__Exercise task__
Exactly as they appear, output all of the entries.

__Task material__
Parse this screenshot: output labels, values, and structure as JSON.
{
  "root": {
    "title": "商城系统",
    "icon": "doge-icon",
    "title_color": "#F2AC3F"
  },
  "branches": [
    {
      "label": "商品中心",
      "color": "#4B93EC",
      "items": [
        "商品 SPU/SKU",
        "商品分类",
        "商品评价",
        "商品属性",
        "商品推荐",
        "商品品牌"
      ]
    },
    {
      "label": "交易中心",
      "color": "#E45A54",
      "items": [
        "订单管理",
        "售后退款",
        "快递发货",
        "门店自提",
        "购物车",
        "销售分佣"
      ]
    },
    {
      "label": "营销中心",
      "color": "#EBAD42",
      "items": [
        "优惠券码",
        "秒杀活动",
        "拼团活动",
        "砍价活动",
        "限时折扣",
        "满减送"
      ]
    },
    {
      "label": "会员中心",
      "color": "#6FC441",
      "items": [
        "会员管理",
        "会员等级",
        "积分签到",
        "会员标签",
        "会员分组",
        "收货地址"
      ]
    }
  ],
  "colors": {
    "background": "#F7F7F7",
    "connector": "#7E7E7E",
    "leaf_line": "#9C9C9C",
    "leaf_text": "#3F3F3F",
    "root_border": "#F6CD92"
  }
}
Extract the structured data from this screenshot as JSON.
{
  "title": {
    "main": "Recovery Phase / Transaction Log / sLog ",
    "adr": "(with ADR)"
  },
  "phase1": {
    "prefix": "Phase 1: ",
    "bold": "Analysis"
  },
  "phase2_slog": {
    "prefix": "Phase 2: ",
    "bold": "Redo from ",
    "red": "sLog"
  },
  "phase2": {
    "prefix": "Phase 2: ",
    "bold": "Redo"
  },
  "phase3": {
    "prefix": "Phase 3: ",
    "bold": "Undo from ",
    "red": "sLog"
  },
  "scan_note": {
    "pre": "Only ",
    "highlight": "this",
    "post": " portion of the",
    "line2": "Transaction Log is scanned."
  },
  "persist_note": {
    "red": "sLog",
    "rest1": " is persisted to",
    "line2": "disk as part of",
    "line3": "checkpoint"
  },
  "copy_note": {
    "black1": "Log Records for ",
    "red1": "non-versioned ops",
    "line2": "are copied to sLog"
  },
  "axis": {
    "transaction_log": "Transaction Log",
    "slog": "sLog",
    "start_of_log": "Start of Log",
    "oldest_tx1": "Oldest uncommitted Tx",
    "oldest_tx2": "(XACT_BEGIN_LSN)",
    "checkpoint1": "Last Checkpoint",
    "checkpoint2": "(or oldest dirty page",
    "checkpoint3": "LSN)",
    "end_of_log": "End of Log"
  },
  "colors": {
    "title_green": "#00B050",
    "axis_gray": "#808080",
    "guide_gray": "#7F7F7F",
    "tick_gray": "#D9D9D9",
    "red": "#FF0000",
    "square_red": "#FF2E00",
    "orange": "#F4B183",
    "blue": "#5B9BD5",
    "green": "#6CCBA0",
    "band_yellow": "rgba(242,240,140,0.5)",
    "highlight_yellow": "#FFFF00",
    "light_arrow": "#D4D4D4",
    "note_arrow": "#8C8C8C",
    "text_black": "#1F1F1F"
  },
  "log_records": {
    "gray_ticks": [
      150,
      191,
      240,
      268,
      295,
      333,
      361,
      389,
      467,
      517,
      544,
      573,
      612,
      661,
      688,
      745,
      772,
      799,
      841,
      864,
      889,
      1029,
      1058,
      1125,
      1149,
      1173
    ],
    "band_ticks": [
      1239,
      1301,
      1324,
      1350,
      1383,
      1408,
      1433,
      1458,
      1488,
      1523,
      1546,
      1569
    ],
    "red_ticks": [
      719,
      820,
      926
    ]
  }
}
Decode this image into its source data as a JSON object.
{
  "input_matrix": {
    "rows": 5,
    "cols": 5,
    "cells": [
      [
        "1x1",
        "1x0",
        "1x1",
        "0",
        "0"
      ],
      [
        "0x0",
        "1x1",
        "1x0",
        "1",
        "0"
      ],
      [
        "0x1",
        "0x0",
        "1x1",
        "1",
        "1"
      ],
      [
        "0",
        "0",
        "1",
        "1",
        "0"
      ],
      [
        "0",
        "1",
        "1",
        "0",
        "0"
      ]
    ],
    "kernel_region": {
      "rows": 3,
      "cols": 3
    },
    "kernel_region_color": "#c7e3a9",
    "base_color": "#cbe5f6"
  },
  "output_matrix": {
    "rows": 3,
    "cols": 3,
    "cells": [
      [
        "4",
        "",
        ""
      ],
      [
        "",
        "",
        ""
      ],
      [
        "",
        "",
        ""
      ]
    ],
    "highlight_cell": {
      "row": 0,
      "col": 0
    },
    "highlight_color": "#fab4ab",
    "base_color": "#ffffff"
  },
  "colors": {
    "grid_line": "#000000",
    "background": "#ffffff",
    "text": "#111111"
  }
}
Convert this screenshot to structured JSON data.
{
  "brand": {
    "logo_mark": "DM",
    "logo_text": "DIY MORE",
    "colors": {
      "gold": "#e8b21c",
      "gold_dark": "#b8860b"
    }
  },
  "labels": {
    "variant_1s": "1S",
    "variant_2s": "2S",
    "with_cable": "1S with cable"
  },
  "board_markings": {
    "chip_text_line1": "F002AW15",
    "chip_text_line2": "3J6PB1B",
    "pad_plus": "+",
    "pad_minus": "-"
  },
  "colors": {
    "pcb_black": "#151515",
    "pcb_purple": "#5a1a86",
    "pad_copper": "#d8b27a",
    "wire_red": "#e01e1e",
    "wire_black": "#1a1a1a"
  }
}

__Answer to this task__
Parse this screenshot: output labels, values, and structure as JSON.
{
  "root": {
    "title": "商城系统",
    "icon": "doge-icon",
    "title_color": "#F2AC3F"
  },
  "branches": [
    {
      "label": "商品中心",
      "color": "#4B93EC",
      "items": [
        "商品 SPU/SKU",
        "商品分类",
        "商品评价",
        "商品属性",
        "商品推荐",
        "商品品牌"
      ]
    },
    {
      "label": "交易中心",
      "color": "#E45A54",
      "items": [
        "订单管理",
        "售后退款",
        "快递发货",
        "门店自提",
        "购物车",
        "销售分佣"
      ]
    },
    {
      "label": "营销中心",
      "color": "#EBAD42",
      "items": [
        "优惠券码",
        "秒杀活动",
        "拼团活动",
        "砍价活动",
        "限时折扣",
        "满减送"
      ]
    },
    {
      "label": "会员中心",
      "color": "#6FC441",
      "items": [
        "会员管理",
        "会员等级",
        "积分签到",
        "会员标签",
        "会员分组",
        "收货地址"
      ]
    }
  ],
  "colors": {
    "background": "#F7F7F7",
    "connector": "#7E7E7E",
    "leaf_line": "#9C9C9C",
    "leaf_text": "#3F3F3F",
    "root_border": "#F6CD92"
  }
}
Extract the structured data from this screenshot as JSON.
{
  "title": {
    "main": "Recovery Phase / Transaction Log / sLog ",
    "adr": "(with ADR)"
  },
  "phase1": {
    "prefix": "Phase 1: ",
    "bold": "Analysis"
  },
  "phase2_slog": {
    "prefix": "Phase 2: ",
    "bold": "Redo from ",
    "red": "sLog"
  },
  "phase2": {
    "prefix": "Phase 2: ",
    "bold": "Redo"
  },
  "phase3": {
    "prefix": "Phase 3: ",
    "bold": "Undo from ",
    "red": "sLog"
  },
  "scan_note": {
    "pre": "Only ",
    "highlight": "this",
    "post": " portion of the",
    "line2": "Transaction Log is scanned."
  },
  "persist_note": {
    "red": "sLog",
    "rest1": " is persisted to",
    "line2": "disk as part of",
    "line3": "checkpoint"
  },
  "copy_note": {
    "black1": "Log Records for ",
    "red1": "non-versioned ops",
    "line2": "are copied to sLog"
  },
  "axis": {
    "transaction_log": "Transaction Log",
    "slog": "sLog",
    "start_of_log": "Start of Log",
    "oldest_tx1": "Oldest uncommitted Tx",
    "oldest_tx2": "(XACT_BEGIN_LSN)",
    "checkpoint1": "Last Checkpoint",
    "checkpoint2": "(or oldest dirty page",
    "checkpoint3": "LSN)",
    "end_of_log": "End of Log"
  },
  "colors": {
    "title_green": "#00B050",
    "axis_gray": "#808080",
    "guide_gray": "#7F7F7F",
    "tick_gray": "#D9D9D9",
    "red": "#FF0000",
    "square_red": "#FF2E00",
    "orange": "#F4B183",
    "blue": "#5B9BD5",
    "green": "#6CCBA0",
    "band_yellow": "rgba(242,240,140,0.5)",
    "highlight_yellow": "#FFFF00",
    "light_arrow": "#D4D4D4",
    "note_arrow": "#8C8C8C",
    "text_black": "#1F1F1F"
  },
  "log_records": {
    "gray_ticks": [
      150,
      191,
      240,
      268,
      295,
      333,
      361,
      389,
      467,
      517,
      544,
      573,
      612,
      661,
      688,
      745,
      772,
      799,
      841,
      864,
      889,
      1029,
      1058,
      1125,
      1149,
      1173
    ],
    "band_ticks": [
      1239,
      1301,
      1324,
      1350,
      1383,
      1408,
      1433,
      1458,
      1488,
      1523,
      1546,
      1569
    ],
    "red_ticks": [
      719,
      820,
      926
    ]
  }
}
Decode this image into its source data as a JSON object.
{
  "input_matrix": {
    "rows": 5,
    "cols": 5,
    "cells": [
      [
        "1x1",
        "1x0",
        "1x1",
        "0",
        "0"
      ],
      [
        "0x0",
        "1x1",
        "1x0",
        "1",
        "0"
      ],
      [
        "0x1",
        "0x0",
        "1x1",
        "1",
        "1"
      ],
      [
        "0",
        "0",
        "1",
        "1",
        "0"
      ],
      [
        "0",
        "1",
        "1",
        "0",
        "0"
      ]
    ],
    "kernel_region": {
      "rows": 3,
      "cols": 3
    },
    "kernel_region_color": "#c7e3a9",
    "base_color": "#cbe5f6"
  },
  "output_matrix": {
    "rows": 3,
    "cols": 3,
    "cells": [
      [
        "4",
        "",
        ""
      ],
      [
        "",
        "",
        ""
      ],
      [
        "",
        "",
        ""
      ]
    ],
    "highlight_cell": {
      "row": 0,
      "col": 0
    },
    "highlight_color": "#fab4ab",
    "base_color": "#ffffff"
  },
  "colors": {
    "grid_line": "#000000",
    "background": "#ffffff",
    "text": "#111111"
  }
}
Convert this screenshot to structured JSON data.
{
  "brand": {
    "logo_mark": "DM",
    "logo_text": "DIY MORE",
    "colors": {
      "gold": "#e8b21c",
      "gold_dark": "#b8860b"
    }
  },
  "labels": {
    "variant_1s": "1S",
    "variant_2s": "2S",
    "with_cable": "1S with cable"
  },
  "board_markings": {
    "chip_text_line1": "F002AW15",
    "chip_text_line2": "3J6PB1B",
    "pad_plus": "+",
    "pad_minus": "-"
  },
  "colors": {
    "pcb_black": "#151515",
    "pcb_purple": "#5a1a86",
    "pad_copper": "#d8b27a",
    "wire_red": "#e01e1e",
    "wire_black": "#1a1a1a"
  }
}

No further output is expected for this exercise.